[Stored records]
----------

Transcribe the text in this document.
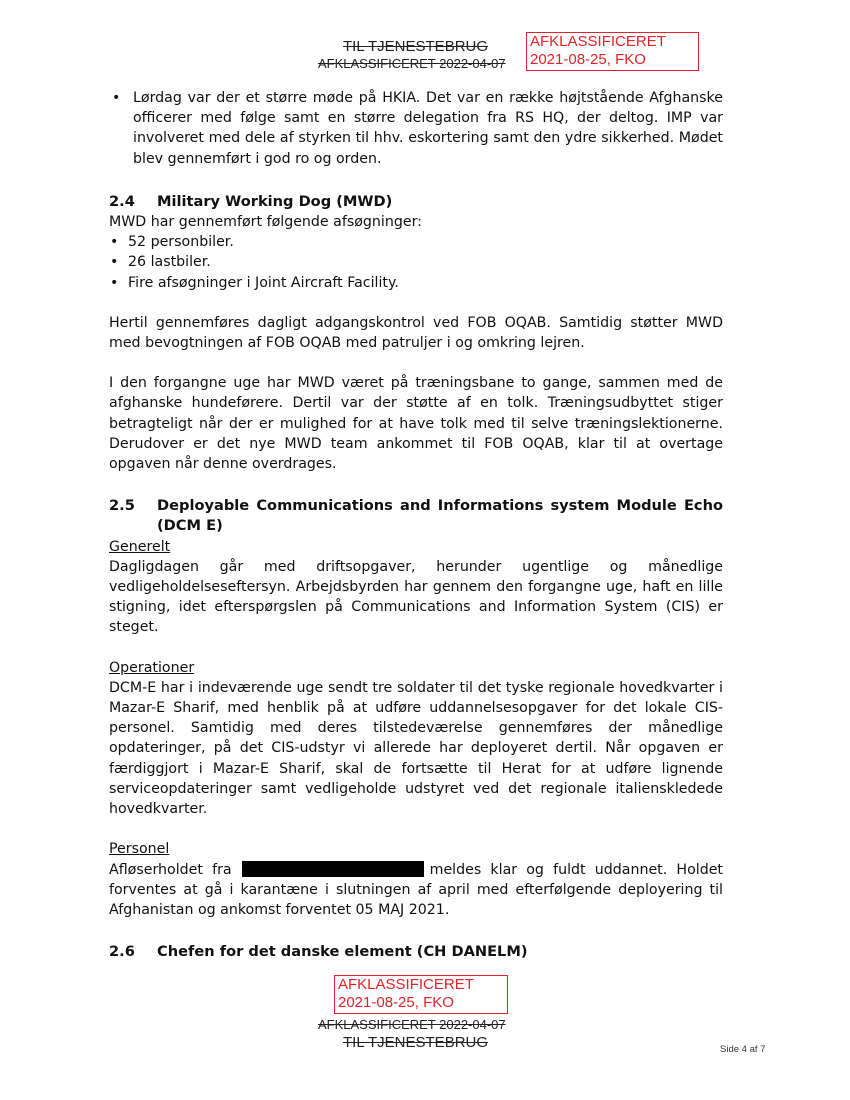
TIL TJENESTEBRUG
AFKLASSIFICERET 2022-04-07
AFKLASSIFICERET
2021-08-25, FKO
• Lørdag var der et større møde på HKIA. Det var en række højtstående Afghanske officerer med følge samt en større delegation fra RS HQ, der deltog. IMP var involveret med dele af styrken til hhv. eskortering samt den ydre sikkerhed. Mødet blev gennemført i god ro og orden.
2.4	Military Working Dog (MWD)

MWD har gennemført følgende afsøgninger:

• 52 personbiler.
• 26 lastbiler.
• Fire afsøgninger i Joint Aircraft Facility.

Hertil gennemføres dagligt adgangskontrol ved FOB OQAB. Samtidig støtter MWD med bevogtningen af FOB OQAB med patruljer i og omkring lejren.

I den forgangne uge har MWD været på træningsbane to gange, sammen med de afghanske hundeførere. Dertil var der støtte af en tolk. Træningsudbyttet stiger betragteligt når der er mulighed for at have tolk med til selve træningslektionerne. Derudover er det nye MWD team ankommet til FOB OQAB, klar til at overtage opgaven når denne overdrages.

2.5	Deployable Communications and Informations system Module Echo (DCM E)
Generelt

Dagligdagen går med driftsopgaver, herunder ugentlige og månedlige vedligeholdelseseftersyn. Arbejdsbyrden har gennem den forgangne uge, haft en lille stigning, idet efterspørgslen på Communications and Information System (CIS) er steget.

Operationer

DCM-E har i indeværende uge sendt tre soldater til det tyske regionale hovedkvarter i Mazar-E Sharif, med henblik på at udføre uddannelsesopgaver for det lokale CIS-personel. Samtidig med deres tilstedeværelse gennemføres der månedlige opdateringer, på det CIS-udstyr vi allerede har deployeret dertil. Når opgaven er færdiggjort i Mazar-E Sharif, skal de fortsætte til Herat for at udføre lignende serviceopdateringer samt vedligeholde udstyret ved det regionale italienskledede hovedkvarter.

Personel

Afløserholdet fra	meldes klar og fuldt uddannet. Holdet forventes at gå i karantæne i slutningen af april med efterfølgende deployering til Afghanistan og ankomst forventet 05 MAJ 2021.

2.6	Chefen for det danske element (CH DANELM)
AFKLASSIFICERET
2021-08-25, FKO
AFKLASSIFICERET 2022-04-07
TIL TJENESTEBRUG	Side 4 af 7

----------

* **TO DO**
Count the lines in the material above where the string "gennemført" appears, then state only that count.

* **EXERCISE ANSWER**
2